PROBLEM ▸ Copy out each line of the data holding "Challenges".

>>>>

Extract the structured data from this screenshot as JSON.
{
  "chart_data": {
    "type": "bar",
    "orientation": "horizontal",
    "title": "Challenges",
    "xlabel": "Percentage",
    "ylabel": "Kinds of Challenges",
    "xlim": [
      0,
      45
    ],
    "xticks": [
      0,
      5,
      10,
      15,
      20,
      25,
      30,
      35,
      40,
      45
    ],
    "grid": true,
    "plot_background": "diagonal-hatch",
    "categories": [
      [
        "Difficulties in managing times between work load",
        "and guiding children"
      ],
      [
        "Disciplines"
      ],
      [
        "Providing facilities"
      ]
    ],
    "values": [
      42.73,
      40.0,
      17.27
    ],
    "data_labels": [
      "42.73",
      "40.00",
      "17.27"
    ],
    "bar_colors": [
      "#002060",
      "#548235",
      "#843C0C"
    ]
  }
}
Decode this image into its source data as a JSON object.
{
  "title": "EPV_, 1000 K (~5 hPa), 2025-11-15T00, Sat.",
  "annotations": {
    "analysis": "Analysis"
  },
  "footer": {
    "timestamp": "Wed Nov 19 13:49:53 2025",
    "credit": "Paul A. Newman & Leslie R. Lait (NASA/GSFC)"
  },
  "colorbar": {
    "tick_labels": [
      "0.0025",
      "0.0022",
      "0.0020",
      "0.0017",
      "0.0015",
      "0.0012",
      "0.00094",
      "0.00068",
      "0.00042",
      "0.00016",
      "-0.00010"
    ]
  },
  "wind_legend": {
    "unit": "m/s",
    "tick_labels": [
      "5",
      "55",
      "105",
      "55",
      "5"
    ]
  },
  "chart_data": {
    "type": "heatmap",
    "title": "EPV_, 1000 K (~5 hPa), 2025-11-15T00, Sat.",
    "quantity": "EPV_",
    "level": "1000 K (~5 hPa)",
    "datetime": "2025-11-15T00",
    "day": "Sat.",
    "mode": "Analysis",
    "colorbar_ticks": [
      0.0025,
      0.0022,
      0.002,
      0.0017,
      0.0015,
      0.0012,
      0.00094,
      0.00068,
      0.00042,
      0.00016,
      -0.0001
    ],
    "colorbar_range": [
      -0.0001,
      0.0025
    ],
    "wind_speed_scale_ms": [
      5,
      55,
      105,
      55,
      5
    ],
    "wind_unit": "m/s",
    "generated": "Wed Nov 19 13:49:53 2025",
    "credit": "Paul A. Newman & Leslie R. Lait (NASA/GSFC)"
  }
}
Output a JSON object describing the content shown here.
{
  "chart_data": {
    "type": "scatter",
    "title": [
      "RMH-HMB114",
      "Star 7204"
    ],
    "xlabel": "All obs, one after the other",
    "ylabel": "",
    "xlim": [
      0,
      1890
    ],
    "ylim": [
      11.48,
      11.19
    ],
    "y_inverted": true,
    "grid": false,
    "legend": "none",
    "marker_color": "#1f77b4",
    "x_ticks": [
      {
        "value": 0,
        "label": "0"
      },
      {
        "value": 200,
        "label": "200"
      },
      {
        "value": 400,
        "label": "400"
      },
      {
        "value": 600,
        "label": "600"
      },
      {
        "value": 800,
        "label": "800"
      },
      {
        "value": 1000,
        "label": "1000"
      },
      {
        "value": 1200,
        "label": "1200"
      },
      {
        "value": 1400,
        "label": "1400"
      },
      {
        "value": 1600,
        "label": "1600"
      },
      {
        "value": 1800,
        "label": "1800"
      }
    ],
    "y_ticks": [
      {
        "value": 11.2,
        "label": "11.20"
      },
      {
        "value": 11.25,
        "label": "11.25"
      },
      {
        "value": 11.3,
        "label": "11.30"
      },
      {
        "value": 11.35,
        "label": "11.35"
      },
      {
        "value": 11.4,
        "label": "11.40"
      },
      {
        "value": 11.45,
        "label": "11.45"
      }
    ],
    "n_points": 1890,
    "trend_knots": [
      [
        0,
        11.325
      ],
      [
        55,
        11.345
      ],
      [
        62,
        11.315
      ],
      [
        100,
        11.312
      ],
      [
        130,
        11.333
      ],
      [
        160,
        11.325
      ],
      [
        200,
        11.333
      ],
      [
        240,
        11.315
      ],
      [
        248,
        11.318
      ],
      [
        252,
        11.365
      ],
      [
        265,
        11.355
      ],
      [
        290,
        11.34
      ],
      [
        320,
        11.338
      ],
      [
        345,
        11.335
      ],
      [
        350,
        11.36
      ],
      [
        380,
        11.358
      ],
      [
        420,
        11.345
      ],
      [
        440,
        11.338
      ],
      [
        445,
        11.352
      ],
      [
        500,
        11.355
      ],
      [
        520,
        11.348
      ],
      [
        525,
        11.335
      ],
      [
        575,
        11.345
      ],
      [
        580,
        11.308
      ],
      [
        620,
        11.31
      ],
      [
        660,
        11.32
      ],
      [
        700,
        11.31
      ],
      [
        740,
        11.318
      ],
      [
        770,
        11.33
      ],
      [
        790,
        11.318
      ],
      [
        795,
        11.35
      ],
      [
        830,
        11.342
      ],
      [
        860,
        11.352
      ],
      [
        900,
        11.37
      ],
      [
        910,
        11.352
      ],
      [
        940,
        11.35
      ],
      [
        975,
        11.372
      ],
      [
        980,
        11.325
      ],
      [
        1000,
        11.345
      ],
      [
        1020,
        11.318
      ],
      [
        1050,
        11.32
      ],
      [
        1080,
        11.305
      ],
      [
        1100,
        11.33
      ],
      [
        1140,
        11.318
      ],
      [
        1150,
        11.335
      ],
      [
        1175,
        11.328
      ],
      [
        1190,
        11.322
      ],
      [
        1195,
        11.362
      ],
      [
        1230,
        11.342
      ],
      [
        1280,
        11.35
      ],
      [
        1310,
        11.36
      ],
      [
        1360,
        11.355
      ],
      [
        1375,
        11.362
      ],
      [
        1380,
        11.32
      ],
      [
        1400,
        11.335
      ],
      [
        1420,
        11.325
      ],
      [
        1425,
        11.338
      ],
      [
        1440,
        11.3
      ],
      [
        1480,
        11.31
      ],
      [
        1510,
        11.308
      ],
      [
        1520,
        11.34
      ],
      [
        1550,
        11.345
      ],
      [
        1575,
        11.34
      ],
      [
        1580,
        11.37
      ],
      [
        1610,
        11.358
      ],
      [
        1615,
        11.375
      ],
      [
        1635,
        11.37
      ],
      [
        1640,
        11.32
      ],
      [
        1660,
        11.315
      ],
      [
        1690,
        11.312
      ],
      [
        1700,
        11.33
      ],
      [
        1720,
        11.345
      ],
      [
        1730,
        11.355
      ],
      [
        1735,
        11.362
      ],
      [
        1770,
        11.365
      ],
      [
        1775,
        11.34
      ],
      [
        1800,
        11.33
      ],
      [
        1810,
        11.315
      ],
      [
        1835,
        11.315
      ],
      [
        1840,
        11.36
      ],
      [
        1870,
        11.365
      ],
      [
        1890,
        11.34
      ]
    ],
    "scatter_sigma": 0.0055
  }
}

<<<<

OUTPUT FOR THIS TASK ▸
    "title": "Challenges",
    "ylabel": "Kinds of Challenges",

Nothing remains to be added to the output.